• **Your objective**: Identify the lines that include the word "时间段内", then copy all of them.

-- Begin --

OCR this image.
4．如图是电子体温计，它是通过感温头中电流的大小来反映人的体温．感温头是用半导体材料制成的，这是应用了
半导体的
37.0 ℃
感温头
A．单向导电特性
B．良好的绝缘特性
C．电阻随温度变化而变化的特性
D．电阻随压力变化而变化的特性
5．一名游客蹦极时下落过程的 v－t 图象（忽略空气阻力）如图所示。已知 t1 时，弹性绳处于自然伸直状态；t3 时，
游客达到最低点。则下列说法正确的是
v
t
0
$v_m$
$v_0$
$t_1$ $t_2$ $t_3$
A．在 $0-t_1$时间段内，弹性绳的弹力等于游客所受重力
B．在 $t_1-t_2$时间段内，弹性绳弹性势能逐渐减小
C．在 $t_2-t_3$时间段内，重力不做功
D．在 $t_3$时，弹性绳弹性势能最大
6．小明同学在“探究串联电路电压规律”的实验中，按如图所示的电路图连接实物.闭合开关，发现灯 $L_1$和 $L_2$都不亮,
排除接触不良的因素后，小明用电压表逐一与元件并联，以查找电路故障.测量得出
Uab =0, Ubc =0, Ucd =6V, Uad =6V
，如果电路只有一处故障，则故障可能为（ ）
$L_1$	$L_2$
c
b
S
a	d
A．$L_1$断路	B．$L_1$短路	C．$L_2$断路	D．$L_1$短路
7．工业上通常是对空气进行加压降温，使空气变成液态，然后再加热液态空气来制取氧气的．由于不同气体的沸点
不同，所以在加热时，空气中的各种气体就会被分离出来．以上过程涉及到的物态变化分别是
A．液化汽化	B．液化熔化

-- End --

• **Output of the task**:
A．在 $0-t_1$时间段内，弹性绳的弹力等于游客所受重力
B．在 $t_1-t_2$时间段内，弹性绳弹性势能逐渐减小
C．在 $t_2-t_3$时间段内，重力不做功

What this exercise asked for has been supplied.